ОТРЫВОК ТЕКСТА –
<<<<
Добавить в цитаты Настройки чтения

Страница 51 из 58

В самый последний момент Василий Александрович[448]все-таки не выдержал и бежал во Псков. Князь Александр въехал в город при гробовой тишине на улицах, ощетинившихся лишь человеческими глазами. Однако, когда татарский посол, медленно поднявшись по ступеням на вечевой помост, зачитал требования Великого хана, толпа взорвалась вновь. Как свидетельствует летописец, новгородцы сразу отказались подчиниться и платить дань татарам. Преподнеся послам богатые дары для хана, они затем прямо предложили им «с миром»[449] убраться восвояси…

Что и говорить, выходка была дерзкой и грозила обернуться для Вольного города поистине великим разорением, гибелью многих тысяч людей, как это происходило со всеми не покорившимися Орде городами. Но в тот раз… татары действительно уехали. Уехали, по всей вероятности, лишь потому, что рядом с ними находился Русский князь. Государь, действительно готовый положить душу за свою землю. И только Бог был вправе судить его в тот горький миг.

Мы не знаем и не беремся представить, опустился ли Александр Ярославич Невский на колени перед татарским послом, чтобы просить пощады для Господина Великого Новгорода? Или лишь несколько хриплых, сдавленных слов обронил он тогда, сурово глянув на неистово орущую толпу: «Поезжайте, я справлюсь сам…» Наконец, попытался ли он еще раз убедить новгородцев, что другого выхода нет и лучше платить дань гривнами, чем жизнями? Повторим, ничего этого мы не знаем. Летописец на сей счет никаких подробностей не сохранил. Остается на века неоспоримым лишь один факт: Новгород был спасен от карательного нашествия ордынцев. Для Руси был сохранен ее крупнейший центр торговли и ремесла, ее главный и единственный в то время форпост на Севере Европы, заполучить который, как знает читатель, рвались очень многие!
>>>>
ЧТО СДЕЛАТЬ –
- a) Куда, согласно отрывку об Александре Невском, бежал Василий Александрович?
- b) Перескажите короче абзац отрывка об Александре Невском, который начинается словами «Что и говорить, выходка была дерзкой».

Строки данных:
<<<<
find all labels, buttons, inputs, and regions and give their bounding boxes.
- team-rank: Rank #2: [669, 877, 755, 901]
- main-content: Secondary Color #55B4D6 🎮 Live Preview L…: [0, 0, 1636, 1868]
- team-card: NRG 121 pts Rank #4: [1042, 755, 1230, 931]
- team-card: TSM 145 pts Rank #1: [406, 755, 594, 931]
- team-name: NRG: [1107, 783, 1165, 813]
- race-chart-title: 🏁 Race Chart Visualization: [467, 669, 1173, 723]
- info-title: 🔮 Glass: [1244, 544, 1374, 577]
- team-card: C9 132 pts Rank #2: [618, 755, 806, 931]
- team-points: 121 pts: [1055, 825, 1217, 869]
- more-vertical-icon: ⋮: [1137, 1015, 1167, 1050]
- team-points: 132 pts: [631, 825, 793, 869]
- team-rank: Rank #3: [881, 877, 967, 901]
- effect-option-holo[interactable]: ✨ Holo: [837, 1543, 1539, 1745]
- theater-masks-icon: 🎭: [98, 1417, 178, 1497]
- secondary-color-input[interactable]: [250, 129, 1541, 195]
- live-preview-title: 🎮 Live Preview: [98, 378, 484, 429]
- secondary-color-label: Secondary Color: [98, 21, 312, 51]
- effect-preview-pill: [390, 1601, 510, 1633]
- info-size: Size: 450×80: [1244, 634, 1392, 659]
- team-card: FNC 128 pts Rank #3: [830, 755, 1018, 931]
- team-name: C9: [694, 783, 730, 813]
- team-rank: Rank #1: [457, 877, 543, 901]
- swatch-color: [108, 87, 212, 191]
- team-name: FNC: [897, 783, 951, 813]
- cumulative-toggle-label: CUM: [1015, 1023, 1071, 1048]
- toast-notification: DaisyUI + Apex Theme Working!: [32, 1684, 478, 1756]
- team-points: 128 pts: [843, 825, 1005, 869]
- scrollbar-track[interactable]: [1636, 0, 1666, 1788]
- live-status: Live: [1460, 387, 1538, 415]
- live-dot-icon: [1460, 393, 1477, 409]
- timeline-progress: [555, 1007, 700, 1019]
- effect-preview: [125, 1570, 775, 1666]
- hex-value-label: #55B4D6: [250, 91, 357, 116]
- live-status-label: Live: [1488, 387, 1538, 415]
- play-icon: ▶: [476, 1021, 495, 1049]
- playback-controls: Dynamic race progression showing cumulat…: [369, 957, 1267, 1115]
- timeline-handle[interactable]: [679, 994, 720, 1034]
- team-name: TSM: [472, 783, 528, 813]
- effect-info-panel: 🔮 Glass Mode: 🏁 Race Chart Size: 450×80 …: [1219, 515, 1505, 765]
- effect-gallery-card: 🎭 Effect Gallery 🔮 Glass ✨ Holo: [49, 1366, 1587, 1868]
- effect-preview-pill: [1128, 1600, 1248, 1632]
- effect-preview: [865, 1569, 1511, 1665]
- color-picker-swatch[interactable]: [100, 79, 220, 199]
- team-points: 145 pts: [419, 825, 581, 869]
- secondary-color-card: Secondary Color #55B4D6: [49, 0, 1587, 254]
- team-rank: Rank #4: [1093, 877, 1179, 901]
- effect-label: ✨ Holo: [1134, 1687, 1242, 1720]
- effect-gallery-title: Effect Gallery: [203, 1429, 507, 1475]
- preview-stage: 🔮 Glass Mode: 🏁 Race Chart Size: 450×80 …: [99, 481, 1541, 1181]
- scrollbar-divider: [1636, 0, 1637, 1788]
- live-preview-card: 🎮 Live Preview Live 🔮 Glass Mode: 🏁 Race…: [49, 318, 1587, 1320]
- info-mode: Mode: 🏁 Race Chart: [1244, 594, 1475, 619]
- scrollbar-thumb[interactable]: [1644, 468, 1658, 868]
>>>>
ВЫПОЛНЕННОЕ ЗАДАНИЕ –
- a) Во Псков.

- b) Выходка новгородцев была дерзкой. Она грозила Вольному городу великим разорением и гибелью многих тысяч людей, как всем городам, не покорившимся Орде. Однако татары уехали, вероятно, потому, что рядом был Русский князь, готовый положить душу за свою землю. Судить его в тот горький миг мог только Бог.